/---

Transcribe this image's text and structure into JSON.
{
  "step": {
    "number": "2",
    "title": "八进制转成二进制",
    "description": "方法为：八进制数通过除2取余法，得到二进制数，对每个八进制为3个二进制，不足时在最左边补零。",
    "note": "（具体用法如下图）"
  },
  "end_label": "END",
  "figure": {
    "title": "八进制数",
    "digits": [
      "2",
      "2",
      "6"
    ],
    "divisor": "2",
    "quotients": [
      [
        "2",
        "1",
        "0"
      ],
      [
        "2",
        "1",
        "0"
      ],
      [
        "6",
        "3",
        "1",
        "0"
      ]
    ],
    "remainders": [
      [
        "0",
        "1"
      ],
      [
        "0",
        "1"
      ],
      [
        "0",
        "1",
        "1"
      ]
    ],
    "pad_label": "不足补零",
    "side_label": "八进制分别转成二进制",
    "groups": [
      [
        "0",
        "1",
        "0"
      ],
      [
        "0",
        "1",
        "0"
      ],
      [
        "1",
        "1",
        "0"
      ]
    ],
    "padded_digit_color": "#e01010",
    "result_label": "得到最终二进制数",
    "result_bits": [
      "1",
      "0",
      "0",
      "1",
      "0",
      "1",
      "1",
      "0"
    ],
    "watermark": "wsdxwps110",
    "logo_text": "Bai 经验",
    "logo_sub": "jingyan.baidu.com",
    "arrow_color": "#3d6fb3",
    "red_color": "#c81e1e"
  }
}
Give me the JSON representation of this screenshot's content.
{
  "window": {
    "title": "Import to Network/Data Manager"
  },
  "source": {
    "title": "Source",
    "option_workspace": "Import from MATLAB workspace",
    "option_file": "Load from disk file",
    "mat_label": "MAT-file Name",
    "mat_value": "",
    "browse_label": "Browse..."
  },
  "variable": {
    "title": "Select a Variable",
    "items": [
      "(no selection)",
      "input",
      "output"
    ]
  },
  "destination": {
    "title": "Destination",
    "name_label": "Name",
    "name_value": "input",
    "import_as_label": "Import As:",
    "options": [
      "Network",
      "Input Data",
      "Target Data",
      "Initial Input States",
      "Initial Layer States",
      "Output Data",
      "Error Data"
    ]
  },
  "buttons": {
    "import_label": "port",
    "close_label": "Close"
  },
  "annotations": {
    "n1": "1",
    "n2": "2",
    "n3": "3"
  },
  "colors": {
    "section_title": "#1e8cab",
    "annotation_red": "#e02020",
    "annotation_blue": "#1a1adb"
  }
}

\---

OBJECTIVE: Every line of the material must be returned exactly as it appears.

SOLUTION FOR THIS TASK:
Transcribe this image's text and structure into JSON.
{
  "step": {
    "number": "2",
    "title": "八进制转成二进制",
    "description": "方法为：八进制数通过除2取余法，得到二进制数，对每个八进制为3个二进制，不足时在最左边补零。",
    "note": "（具体用法如下图）"
  },
  "end_label": "END",
  "figure": {
    "title": "八进制数",
    "digits": [
      "2",
      "2",
      "6"
    ],
    "divisor": "2",
    "quotients": [
      [
        "2",
        "1",
        "0"
      ],
      [
        "2",
        "1",
        "0"
      ],
      [
        "6",
        "3",
        "1",
        "0"
      ]
    ],
    "remainders": [
      [
        "0",
        "1"
      ],
      [
        "0",
        "1"
      ],
      [
        "0",
        "1",
        "1"
      ]
    ],
    "pad_label": "不足补零",
    "side_label": "八进制分别转成二进制",
    "groups": [
      [
        "0",
        "1",
        "0"
      ],
      [
        "0",
        "1",
        "0"
      ],
      [
        "1",
        "1",
        "0"
      ]
    ],
    "padded_digit_color": "#e01010",
    "result_label": "得到最终二进制数",
    "result_bits": [
      "1",
      "0",
      "0",
      "1",
      "0",
      "1",
      "1",
      "0"
    ],
    "watermark": "wsdxwps110",
    "logo_text": "Bai 经验",
    "logo_sub": "jingyan.baidu.com",
    "arrow_color": "#3d6fb3",
    "red_color": "#c81e1e"
  }
}
Give me the JSON representation of this screenshot's content.
{
  "window": {
    "title": "Import to Network/Data Manager"
  },
  "source": {
    "title": "Source",
    "option_workspace": "Import from MATLAB workspace",
    "option_file": "Load from disk file",
    "mat_label": "MAT-file Name",
    "mat_value": "",
    "browse_label": "Browse..."
  },
  "variable": {
    "title": "Select a Variable",
    "items": [
      "(no selection)",
      "input",
      "output"
    ]
  },
  "destination": {
    "title": "Destination",
    "name_label": "Name",
    "name_value": "input",
    "import_as_label": "Import As:",
    "options": [
      "Network",
      "Input Data",
      "Target Data",
      "Initial Input States",
      "Initial Layer States",
      "Output Data",
      "Error Data"
    ]
  },
  "buttons": {
    "import_label": "port",
    "close_label": "Close"
  },
  "annotations": {
    "n1": "1",
    "n2": "2",
    "n3": "3"
  },
  "colors": {
    "section_title": "#1e8cab",
    "annotation_red": "#e02020",
    "annotation_blue": "#1a1adb"
  }
}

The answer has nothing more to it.